- _Data to process_
+ + + + + + +

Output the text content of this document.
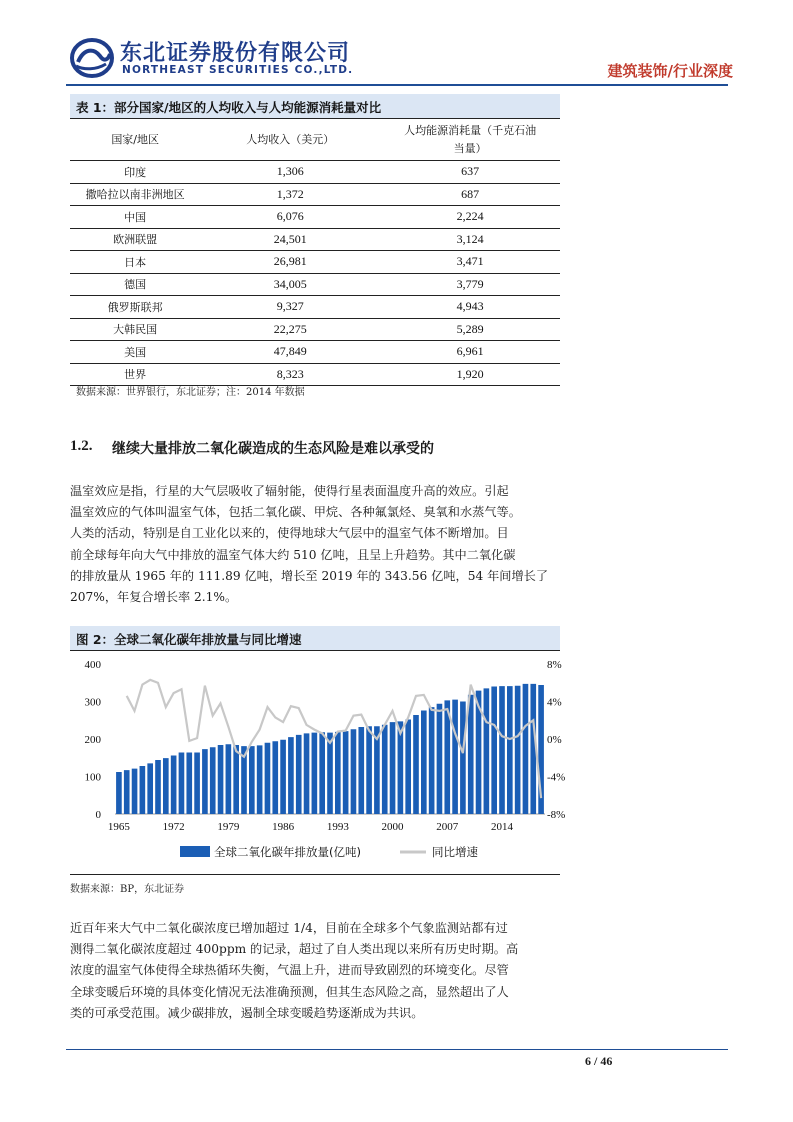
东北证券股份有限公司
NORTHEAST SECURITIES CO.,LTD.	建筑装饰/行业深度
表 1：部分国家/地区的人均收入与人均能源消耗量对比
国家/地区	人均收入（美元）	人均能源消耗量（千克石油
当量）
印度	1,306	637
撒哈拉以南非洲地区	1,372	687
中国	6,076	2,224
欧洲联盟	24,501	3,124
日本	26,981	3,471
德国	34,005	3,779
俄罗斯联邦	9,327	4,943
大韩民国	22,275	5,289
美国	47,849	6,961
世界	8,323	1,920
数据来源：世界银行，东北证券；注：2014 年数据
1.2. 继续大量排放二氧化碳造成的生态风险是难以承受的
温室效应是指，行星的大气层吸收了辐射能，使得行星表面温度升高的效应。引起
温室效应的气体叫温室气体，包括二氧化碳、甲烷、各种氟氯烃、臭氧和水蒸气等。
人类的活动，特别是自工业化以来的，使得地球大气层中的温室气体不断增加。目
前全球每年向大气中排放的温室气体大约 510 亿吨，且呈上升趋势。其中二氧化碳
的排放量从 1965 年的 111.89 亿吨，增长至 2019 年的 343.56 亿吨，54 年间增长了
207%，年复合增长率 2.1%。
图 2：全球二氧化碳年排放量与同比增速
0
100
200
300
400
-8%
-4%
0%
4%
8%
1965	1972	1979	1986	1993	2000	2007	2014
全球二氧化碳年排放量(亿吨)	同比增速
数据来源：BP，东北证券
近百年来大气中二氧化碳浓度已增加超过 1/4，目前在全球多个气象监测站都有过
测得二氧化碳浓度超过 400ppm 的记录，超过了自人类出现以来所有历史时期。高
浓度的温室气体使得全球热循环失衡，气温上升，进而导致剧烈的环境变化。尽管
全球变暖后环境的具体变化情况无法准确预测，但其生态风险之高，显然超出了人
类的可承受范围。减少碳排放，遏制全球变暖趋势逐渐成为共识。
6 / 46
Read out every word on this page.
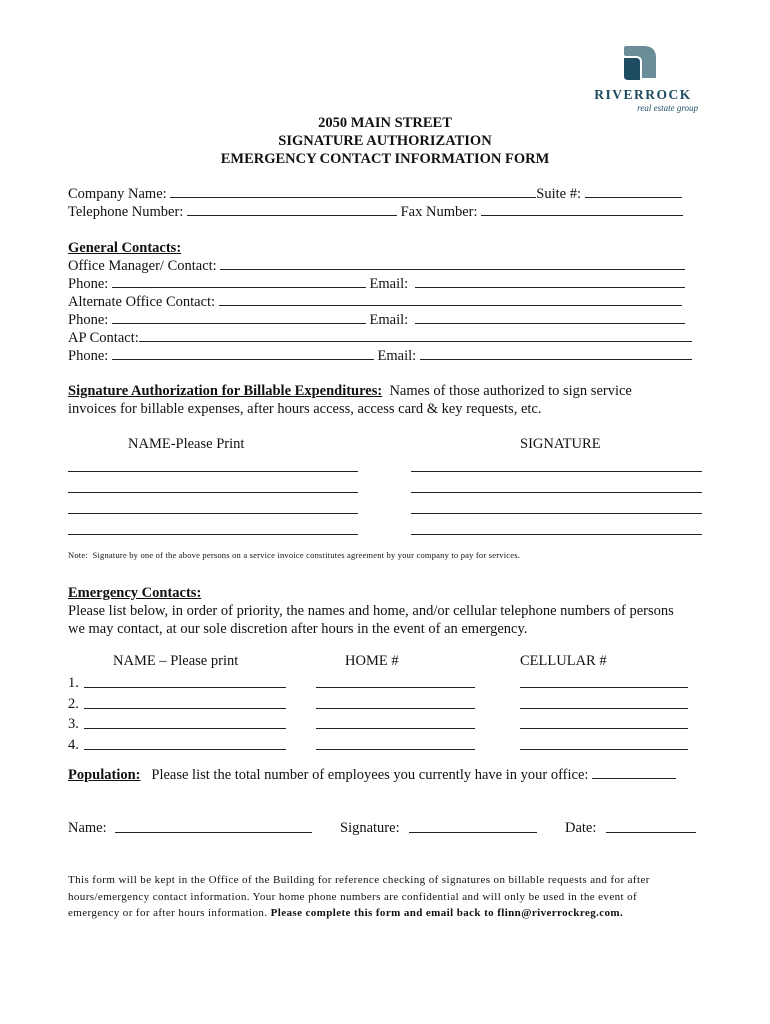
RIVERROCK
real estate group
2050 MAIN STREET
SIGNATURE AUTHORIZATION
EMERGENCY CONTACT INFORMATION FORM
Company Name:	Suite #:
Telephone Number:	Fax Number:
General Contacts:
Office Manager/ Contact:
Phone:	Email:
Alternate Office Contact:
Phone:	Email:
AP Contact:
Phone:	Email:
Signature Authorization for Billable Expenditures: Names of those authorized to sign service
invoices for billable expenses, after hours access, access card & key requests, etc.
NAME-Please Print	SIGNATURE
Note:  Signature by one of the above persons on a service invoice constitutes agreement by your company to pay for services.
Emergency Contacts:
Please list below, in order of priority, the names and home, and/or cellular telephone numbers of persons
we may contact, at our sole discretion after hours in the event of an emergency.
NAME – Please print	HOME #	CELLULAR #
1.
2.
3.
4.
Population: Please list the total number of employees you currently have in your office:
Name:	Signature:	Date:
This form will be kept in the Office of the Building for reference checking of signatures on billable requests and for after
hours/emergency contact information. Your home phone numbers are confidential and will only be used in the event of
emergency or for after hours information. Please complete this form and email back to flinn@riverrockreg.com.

+ + + + + + +

- _Brief_
In the entries above, find each line with the string "will" and copy it.

- _Worked answer_
This form will be kept in the Office of the Building for reference checking of signatures on billable requests and for after
hours/emergency contact information. Your home phone numbers are confidential and will only be used in the event of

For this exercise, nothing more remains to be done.